THE TASK: Without skipping anything, write out each record below exactly.

ITEMS:

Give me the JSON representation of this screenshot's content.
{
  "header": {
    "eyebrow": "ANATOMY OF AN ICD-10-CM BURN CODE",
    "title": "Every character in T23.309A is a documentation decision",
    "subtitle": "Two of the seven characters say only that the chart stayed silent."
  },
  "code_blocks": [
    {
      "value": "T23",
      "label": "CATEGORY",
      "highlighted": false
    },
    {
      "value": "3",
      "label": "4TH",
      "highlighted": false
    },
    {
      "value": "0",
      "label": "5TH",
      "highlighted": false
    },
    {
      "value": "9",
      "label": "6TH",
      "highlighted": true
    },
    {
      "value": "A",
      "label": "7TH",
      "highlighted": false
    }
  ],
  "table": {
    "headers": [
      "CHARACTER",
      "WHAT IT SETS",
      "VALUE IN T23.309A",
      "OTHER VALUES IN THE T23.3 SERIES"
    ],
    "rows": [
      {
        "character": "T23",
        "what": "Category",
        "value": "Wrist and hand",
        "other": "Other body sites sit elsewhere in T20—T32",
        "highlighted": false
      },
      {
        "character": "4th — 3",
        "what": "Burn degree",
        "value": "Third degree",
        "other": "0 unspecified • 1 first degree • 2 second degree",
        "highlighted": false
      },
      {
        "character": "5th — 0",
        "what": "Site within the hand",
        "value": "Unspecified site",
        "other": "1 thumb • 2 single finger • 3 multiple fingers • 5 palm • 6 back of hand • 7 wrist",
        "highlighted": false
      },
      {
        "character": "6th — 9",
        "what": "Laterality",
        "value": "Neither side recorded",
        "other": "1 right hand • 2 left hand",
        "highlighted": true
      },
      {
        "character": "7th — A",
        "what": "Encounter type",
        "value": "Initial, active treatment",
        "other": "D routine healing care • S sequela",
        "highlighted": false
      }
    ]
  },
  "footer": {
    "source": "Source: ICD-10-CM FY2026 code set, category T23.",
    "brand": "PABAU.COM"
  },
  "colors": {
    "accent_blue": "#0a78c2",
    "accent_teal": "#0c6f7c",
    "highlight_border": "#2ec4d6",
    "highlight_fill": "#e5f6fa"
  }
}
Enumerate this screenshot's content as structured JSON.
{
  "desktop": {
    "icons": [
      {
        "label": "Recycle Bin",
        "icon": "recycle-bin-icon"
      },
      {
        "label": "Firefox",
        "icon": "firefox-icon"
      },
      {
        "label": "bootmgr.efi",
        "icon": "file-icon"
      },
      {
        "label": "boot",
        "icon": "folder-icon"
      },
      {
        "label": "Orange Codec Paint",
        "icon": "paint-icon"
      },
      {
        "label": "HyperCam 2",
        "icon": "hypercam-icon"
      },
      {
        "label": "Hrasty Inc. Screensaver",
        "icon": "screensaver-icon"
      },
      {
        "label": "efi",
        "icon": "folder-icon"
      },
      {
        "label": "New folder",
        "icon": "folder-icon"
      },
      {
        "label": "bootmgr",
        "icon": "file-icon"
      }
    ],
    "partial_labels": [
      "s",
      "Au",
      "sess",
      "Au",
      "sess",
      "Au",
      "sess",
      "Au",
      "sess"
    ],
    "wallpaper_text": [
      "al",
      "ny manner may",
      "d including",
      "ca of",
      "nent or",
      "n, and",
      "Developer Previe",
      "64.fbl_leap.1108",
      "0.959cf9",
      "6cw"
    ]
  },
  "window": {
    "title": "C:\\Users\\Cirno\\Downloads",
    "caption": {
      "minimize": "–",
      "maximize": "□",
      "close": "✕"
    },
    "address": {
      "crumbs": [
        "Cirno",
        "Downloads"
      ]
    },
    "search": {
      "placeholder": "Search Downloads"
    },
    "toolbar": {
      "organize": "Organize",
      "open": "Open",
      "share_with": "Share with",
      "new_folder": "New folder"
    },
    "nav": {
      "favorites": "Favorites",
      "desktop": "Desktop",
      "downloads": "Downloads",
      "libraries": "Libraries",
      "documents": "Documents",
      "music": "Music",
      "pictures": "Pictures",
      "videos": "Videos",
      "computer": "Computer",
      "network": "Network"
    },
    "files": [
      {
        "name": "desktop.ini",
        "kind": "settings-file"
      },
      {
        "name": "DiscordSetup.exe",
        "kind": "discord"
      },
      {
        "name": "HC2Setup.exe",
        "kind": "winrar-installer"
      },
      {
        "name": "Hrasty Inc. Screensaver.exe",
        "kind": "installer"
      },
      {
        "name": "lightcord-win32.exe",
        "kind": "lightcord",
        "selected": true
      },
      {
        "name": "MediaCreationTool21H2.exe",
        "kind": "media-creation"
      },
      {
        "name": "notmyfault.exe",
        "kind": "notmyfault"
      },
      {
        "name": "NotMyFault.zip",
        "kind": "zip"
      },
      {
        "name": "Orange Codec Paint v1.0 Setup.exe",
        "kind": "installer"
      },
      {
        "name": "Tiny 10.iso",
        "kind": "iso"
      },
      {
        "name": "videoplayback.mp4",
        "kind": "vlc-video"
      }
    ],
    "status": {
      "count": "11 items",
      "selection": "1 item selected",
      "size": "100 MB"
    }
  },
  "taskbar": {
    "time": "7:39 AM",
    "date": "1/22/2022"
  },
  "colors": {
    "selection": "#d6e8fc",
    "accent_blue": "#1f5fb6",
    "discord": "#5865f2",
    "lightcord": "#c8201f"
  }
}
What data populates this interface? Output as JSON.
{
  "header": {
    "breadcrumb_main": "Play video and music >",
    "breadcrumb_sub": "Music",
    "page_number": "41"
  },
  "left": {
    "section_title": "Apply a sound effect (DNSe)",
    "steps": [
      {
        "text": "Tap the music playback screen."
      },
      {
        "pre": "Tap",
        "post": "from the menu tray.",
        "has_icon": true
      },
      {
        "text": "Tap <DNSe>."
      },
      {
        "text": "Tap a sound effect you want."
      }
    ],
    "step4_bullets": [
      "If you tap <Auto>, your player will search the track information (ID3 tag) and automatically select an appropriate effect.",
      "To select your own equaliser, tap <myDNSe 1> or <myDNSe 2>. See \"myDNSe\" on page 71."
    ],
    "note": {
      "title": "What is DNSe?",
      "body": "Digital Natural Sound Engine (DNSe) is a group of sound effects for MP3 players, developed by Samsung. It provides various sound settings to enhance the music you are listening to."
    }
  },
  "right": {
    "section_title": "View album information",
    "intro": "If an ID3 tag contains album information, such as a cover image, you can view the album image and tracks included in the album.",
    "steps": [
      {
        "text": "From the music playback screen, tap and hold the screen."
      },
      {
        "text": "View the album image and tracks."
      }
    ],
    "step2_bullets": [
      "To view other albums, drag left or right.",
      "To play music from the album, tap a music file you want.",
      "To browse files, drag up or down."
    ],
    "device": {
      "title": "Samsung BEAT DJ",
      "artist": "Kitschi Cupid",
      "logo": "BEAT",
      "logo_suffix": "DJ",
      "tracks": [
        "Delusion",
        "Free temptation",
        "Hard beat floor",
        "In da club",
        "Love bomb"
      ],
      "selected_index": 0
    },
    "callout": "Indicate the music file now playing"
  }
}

FINAL RESULT:
Give me the JSON representation of this screenshot's content.
{
  "header": {
    "eyebrow": "ANATOMY OF AN ICD-10-CM BURN CODE",
    "title": "Every character in T23.309A is a documentation decision",
    "subtitle": "Two of the seven characters say only that the chart stayed silent."
  },
  "code_blocks": [
    {
      "value": "T23",
      "label": "CATEGORY",
      "highlighted": false
    },
    {
      "value": "3",
      "label": "4TH",
      "highlighted": false
    },
    {
      "value": "0",
      "label": "5TH",
      "highlighted": false
    },
    {
      "value": "9",
      "label": "6TH",
      "highlighted": true
    },
    {
      "value": "A",
      "label": "7TH",
      "highlighted": false
    }
  ],
  "table": {
    "headers": [
      "CHARACTER",
      "WHAT IT SETS",
      "VALUE IN T23.309A",
      "OTHER VALUES IN THE T23.3 SERIES"
    ],
    "rows": [
      {
        "character": "T23",
        "what": "Category",
        "value": "Wrist and hand",
        "other": "Other body sites sit elsewhere in T20—T32",
        "highlighted": false
      },
      {
        "character": "4th — 3",
        "what": "Burn degree",
        "value": "Third degree",
        "other": "0 unspecified • 1 first degree • 2 second degree",
        "highlighted": false
      },
      {
        "character": "5th — 0",
        "what": "Site within the hand",
        "value": "Unspecified site",
        "other": "1 thumb • 2 single finger • 3 multiple fingers • 5 palm • 6 back of hand • 7 wrist",
        "highlighted": false
      },
      {
        "character": "6th — 9",
        "what": "Laterality",
        "value": "Neither side recorded",
        "other": "1 right hand • 2 left hand",
        "highlighted": true
      },
      {
        "character": "7th — A",
        "what": "Encounter type",
        "value": "Initial, active treatment",
        "other": "D routine healing care • S sequela",
        "highlighted": false
      }
    ]
  },
  "footer": {
    "source": "Source: ICD-10-CM FY2026 code set, category T23.",
    "brand": "PABAU.COM"
  },
  "colors": {
    "accent_blue": "#0a78c2",
    "accent_teal": "#0c6f7c",
    "highlight_border": "#2ec4d6",
    "highlight_fill": "#e5f6fa"
  }
}
Enumerate this screenshot's content as structured JSON.
{
  "desktop": {
    "icons": [
      {
        "label": "Recycle Bin",
        "icon": "recycle-bin-icon"
      },
      {
        "label": "Firefox",
        "icon": "firefox-icon"
      },
      {
        "label": "bootmgr.efi",
        "icon": "file-icon"
      },
      {
        "label": "boot",
        "icon": "folder-icon"
      },
      {
        "label": "Orange Codec Paint",
        "icon": "paint-icon"
      },
      {
        "label": "HyperCam 2",
        "icon": "hypercam-icon"
      },
      {
        "label": "Hrasty Inc. Screensaver",
        "icon": "screensaver-icon"
      },
      {
        "label": "efi",
        "icon": "folder-icon"
      },
      {
        "label": "New folder",
        "icon": "folder-icon"
      },
      {
        "label": "bootmgr",
        "icon": "file-icon"
      }
    ],
    "partial_labels": [
      "s",
      "Au",
      "sess",
      "Au",
      "sess",
      "Au",
      "sess",
      "Au",
      "sess"
    ],
    "wallpaper_text": [
      "al",
      "ny manner may",
      "d including",
      "ca of",
      "nent or",
      "n, and",
      "Developer Previe",
      "64.fbl_leap.1108",
      "0.959cf9",
      "6cw"
    ]
  },
  "window": {
    "title": "C:\\Users\\Cirno\\Downloads",
    "caption": {
      "minimize": "–",
      "maximize": "□",
      "close": "✕"
    },
    "address": {
      "crumbs": [
        "Cirno",
        "Downloads"
      ]
    },
    "search": {
      "placeholder": "Search Downloads"
    },
    "toolbar": {
      "organize": "Organize",
      "open": "Open",
      "share_with": "Share with",
      "new_folder": "New folder"
    },
    "nav": {
      "favorites": "Favorites",
      "desktop": "Desktop",
      "downloads": "Downloads",
      "libraries": "Libraries",
      "documents": "Documents",
      "music": "Music",
      "pictures": "Pictures",
      "videos": "Videos",
      "computer": "Computer",
      "network": "Network"
    },
    "files": [
      {
        "name": "desktop.ini",
        "kind": "settings-file"
      },
      {
        "name": "DiscordSetup.exe",
        "kind": "discord"
      },
      {
        "name": "HC2Setup.exe",
        "kind": "winrar-installer"
      },
      {
        "name": "Hrasty Inc. Screensaver.exe",
        "kind": "installer"
      },
      {
        "name": "lightcord-win32.exe",
        "kind": "lightcord",
        "selected": true
      },
      {
        "name": "MediaCreationTool21H2.exe",
        "kind": "media-creation"
      },
      {
        "name": "notmyfault.exe",
        "kind": "notmyfault"
      },
      {
        "name": "NotMyFault.zip",
        "kind": "zip"
      },
      {
        "name": "Orange Codec Paint v1.0 Setup.exe",
        "kind": "installer"
      },
      {
        "name": "Tiny 10.iso",
        "kind": "iso"
      },
      {
        "name": "videoplayback.mp4",
        "kind": "vlc-video"
      }
    ],
    "status": {
      "count": "11 items",
      "selection": "1 item selected",
      "size": "100 MB"
    }
  },
  "taskbar": {
    "time": "7:39 AM",
    "date": "1/22/2022"
  },
  "colors": {
    "selection": "#d6e8fc",
    "accent_blue": "#1f5fb6",
    "discord": "#5865f2",
    "lightcord": "#c8201f"
  }
}
What data populates this interface? Output as JSON.
{
  "header": {
    "breadcrumb_main": "Play video and music >",
    "breadcrumb_sub": "Music",
    "page_number": "41"
  },
  "left": {
    "section_title": "Apply a sound effect (DNSe)",
    "steps": [
      {
        "text": "Tap the music playback screen."
      },
      {
        "pre": "Tap",
        "post": "from the menu tray.",
        "has_icon": true
      },
      {
        "text": "Tap <DNSe>."
      },
      {
        "text": "Tap a sound effect you want."
      }
    ],
    "step4_bullets": [
      "If you tap <Auto>, your player will search the track information (ID3 tag) and automatically select an appropriate effect.",
      "To select your own equaliser, tap <myDNSe 1> or <myDNSe 2>. See \"myDNSe\" on page 71."
    ],
    "note": {
      "title": "What is DNSe?",
      "body": "Digital Natural Sound Engine (DNSe) is a group of sound effects for MP3 players, developed by Samsung. It provides various sound settings to enhance the music you are listening to."
    }
  },
  "right": {
    "section_title": "View album information",
    "intro": "If an ID3 tag contains album information, such as a cover image, you can view the album image and tracks included in the album.",
    "steps": [
      {
        "text": "From the music playback screen, tap and hold the screen."
      },
      {
        "text": "View the album image and tracks."
      }
    ],
    "step2_bullets": [
      "To view other albums, drag left or right.",
      "To play music from the album, tap a music file you want.",
      "To browse files, drag up or down."
    ],
    "device": {
      "title": "Samsung BEAT DJ",
      "artist": "Kitschi Cupid",
      "logo": "BEAT",
      "logo_suffix": "DJ",
      "tracks": [
        "Delusion",
        "Free temptation",
        "Hard beat floor",
        "In da club",
        "Love bomb"
      ],
      "selected_index": 0
    },
    "callout": "Indicate the music file now playing"
  }
}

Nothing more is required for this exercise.